[WORK ITEM] In the source-file note below, list the components of the Electronic Supplementary Material that the note names.

Source on disk Used for
Yoneyama_2018_A_Pharmacometric_Approach_to_Substitute__4df84e.pdf Main paper Methods, Results, Table 1, Table 2, Figure 5, Section 3.5 narrative on phase III regimen selection.
Yoneyama_2018_A_Pharmacometric_Approach_to_Substitute__4df84e_trimmed.md Same content, trimmed-markdown form used during extraction for searchability.

The Electronic Supplementary Material (ESM Methods, Table S1, Figures S1-S6) is referenced in the paper but is not on disk for this extraction; all parameter values used by the packaged model are present in Table 2 of the main paper. No author correspondence was required.

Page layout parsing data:
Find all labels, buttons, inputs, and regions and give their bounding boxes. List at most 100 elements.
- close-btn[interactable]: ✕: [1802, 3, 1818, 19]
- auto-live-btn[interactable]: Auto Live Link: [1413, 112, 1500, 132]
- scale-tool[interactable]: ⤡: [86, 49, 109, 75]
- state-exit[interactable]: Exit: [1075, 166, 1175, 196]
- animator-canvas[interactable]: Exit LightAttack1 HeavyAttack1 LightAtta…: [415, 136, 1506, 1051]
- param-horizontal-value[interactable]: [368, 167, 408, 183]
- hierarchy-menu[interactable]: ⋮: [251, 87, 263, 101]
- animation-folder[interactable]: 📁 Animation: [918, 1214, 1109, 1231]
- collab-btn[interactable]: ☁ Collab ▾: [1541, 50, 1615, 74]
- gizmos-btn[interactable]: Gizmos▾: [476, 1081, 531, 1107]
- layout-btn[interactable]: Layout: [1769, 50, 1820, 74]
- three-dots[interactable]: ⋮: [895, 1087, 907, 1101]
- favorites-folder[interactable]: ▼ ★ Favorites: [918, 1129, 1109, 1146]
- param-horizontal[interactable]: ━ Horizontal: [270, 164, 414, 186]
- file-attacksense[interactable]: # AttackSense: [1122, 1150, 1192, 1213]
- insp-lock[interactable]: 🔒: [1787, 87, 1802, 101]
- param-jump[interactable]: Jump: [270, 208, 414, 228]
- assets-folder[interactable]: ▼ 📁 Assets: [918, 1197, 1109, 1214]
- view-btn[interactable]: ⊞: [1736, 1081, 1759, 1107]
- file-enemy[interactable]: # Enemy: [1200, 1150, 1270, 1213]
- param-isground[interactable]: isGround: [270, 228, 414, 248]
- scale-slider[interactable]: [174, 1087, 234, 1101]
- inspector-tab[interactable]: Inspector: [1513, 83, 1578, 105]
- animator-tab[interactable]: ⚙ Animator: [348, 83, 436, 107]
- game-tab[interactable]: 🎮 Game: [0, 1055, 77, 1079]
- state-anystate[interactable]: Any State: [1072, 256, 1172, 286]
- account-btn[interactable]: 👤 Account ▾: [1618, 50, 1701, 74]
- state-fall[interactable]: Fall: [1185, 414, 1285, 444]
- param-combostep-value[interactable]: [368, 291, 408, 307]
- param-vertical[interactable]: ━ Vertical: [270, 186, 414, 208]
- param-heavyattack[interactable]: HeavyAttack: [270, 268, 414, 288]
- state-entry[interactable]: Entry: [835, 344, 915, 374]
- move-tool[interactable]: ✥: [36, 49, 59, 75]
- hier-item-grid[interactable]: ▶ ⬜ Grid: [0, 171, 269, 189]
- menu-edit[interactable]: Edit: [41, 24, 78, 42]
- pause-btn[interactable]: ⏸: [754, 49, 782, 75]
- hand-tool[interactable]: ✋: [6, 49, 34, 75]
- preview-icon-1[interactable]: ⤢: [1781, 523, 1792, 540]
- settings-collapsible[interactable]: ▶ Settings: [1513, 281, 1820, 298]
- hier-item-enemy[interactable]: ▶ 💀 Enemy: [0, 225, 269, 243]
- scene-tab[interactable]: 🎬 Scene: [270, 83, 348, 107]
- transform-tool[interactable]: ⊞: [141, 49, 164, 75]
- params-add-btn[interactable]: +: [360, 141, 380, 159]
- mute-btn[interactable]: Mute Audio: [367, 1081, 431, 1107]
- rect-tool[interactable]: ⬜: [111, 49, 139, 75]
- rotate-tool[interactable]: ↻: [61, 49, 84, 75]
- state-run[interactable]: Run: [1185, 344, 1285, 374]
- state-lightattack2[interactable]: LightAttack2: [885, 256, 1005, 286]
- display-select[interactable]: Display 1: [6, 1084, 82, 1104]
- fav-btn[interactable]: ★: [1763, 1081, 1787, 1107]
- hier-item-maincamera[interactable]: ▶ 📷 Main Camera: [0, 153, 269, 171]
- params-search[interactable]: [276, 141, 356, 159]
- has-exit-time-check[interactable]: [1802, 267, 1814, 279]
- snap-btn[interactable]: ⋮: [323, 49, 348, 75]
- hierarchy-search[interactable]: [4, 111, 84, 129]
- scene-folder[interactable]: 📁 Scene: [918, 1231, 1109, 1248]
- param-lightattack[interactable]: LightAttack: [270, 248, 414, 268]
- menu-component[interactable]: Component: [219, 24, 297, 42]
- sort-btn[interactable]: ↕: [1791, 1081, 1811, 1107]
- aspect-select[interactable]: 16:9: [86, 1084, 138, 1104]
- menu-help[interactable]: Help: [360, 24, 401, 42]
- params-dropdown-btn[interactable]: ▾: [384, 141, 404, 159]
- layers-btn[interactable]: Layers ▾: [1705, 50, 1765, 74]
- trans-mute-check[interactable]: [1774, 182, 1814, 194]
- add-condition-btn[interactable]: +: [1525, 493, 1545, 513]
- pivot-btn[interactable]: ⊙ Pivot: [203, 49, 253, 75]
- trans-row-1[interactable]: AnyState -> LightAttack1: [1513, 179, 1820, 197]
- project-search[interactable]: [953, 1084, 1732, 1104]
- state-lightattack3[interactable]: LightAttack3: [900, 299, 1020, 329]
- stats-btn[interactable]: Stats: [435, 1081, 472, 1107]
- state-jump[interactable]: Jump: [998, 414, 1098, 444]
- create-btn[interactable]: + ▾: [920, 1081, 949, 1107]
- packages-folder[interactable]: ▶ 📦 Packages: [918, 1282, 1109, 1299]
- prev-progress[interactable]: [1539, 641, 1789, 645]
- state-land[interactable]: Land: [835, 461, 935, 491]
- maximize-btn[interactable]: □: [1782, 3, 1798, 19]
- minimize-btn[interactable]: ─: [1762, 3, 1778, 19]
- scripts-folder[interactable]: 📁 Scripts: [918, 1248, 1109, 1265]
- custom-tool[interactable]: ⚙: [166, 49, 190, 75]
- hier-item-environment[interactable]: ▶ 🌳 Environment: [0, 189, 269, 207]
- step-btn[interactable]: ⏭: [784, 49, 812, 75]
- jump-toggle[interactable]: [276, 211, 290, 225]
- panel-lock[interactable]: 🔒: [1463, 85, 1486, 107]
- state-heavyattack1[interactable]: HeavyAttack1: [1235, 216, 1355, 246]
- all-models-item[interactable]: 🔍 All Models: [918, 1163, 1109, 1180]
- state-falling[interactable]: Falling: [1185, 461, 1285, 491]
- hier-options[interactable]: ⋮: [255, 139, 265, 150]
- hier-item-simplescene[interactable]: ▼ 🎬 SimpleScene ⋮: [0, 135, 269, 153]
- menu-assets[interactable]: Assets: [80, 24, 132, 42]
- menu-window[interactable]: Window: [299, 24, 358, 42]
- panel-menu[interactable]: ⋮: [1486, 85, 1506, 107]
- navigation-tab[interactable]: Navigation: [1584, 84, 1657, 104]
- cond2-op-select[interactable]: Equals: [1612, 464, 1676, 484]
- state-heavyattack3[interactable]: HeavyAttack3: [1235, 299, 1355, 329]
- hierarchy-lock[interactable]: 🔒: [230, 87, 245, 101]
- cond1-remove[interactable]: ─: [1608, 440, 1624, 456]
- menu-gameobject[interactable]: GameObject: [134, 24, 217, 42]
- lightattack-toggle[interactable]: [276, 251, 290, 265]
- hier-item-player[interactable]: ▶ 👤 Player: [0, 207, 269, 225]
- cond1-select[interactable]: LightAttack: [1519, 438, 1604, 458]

[EXERCISE ANSWER] ESM Methods, Table S1, Figures S1-S6